Exercise directions:
Return each line of the items below that contains the word "elements", copied in full.

Records to use:
┄┄┄┄┄┄
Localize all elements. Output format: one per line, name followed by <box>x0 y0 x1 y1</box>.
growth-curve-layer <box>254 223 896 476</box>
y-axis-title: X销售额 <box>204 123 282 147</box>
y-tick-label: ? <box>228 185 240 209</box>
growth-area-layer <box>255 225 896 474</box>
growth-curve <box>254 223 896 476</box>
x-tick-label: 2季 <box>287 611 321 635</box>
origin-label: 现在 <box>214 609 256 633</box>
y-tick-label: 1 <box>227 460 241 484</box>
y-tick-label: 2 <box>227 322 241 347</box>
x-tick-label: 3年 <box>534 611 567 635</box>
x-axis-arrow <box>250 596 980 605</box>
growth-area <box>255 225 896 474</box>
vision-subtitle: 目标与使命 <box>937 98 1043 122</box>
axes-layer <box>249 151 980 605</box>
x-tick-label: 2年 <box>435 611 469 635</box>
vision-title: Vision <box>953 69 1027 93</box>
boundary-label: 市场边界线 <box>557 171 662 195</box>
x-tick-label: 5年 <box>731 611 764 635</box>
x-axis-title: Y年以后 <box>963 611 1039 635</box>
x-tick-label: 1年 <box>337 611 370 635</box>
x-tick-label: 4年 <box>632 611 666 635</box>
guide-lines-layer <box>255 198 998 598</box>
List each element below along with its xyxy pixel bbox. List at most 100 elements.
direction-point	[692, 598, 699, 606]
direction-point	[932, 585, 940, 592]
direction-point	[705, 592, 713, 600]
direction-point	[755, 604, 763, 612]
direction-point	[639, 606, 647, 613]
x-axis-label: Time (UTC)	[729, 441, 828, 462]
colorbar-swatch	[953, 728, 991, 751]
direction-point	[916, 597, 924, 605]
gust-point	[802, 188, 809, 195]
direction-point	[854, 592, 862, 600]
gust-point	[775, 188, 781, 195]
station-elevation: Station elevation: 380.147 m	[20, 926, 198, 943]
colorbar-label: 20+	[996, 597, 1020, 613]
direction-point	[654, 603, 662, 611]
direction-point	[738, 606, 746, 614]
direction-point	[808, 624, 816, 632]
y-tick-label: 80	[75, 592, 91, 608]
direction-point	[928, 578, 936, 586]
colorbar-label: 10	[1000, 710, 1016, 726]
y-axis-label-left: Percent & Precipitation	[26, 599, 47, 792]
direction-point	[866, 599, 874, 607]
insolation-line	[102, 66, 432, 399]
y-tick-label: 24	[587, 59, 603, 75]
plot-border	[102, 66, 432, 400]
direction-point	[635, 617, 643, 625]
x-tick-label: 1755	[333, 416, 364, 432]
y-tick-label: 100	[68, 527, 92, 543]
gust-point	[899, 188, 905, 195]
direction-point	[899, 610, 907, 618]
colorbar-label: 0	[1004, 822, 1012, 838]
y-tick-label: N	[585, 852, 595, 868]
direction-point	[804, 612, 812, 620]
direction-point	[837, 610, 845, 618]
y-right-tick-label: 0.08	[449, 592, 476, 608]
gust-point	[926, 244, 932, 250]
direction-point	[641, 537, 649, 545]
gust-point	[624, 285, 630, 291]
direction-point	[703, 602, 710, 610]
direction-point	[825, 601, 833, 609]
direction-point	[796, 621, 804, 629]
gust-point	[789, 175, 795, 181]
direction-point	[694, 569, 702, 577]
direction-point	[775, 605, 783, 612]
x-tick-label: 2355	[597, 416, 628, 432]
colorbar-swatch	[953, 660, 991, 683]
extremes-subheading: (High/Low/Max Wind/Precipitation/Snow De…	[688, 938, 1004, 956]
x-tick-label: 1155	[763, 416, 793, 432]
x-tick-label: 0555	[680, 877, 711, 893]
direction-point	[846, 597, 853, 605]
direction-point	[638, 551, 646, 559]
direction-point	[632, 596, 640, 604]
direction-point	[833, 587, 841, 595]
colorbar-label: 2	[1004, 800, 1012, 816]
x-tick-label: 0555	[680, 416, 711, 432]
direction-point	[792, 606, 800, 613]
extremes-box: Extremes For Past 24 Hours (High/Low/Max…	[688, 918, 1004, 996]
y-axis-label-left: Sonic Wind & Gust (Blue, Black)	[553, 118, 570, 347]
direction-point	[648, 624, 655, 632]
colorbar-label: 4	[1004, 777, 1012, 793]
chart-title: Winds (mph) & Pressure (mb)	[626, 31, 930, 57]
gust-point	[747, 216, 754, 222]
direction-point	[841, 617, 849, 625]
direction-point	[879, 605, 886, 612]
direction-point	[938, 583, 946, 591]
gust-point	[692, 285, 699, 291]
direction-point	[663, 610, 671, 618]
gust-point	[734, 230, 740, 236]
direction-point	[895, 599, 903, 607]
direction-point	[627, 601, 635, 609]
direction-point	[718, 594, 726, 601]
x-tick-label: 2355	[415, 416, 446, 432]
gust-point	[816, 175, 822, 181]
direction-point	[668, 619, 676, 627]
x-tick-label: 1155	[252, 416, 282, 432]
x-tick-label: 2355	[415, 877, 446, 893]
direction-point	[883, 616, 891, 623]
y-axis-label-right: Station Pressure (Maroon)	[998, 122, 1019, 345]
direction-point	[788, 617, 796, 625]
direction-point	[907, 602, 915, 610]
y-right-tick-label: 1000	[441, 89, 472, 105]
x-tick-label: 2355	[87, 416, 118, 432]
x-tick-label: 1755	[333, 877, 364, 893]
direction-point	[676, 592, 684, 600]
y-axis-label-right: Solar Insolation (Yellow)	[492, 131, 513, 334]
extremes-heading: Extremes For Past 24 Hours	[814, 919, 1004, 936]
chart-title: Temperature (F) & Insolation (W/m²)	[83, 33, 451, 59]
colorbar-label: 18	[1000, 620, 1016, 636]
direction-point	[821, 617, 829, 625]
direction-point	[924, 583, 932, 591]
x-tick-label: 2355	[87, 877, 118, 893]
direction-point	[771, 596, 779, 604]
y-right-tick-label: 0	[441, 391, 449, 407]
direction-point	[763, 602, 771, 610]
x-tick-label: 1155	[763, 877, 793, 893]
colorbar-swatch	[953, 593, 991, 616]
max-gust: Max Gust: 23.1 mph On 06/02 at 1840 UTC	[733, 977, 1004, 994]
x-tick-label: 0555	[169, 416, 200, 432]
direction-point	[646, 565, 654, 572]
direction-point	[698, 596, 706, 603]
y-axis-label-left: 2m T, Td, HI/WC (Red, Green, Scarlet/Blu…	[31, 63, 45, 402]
┄┄┄┄┄┄
Solution for this exercise:
Localize all elements. Output format: one per line, name followed by <box>x0 y0 x1 y1</box>.
List each element below along with its xyxy pixel bbox. List at most 100 elements.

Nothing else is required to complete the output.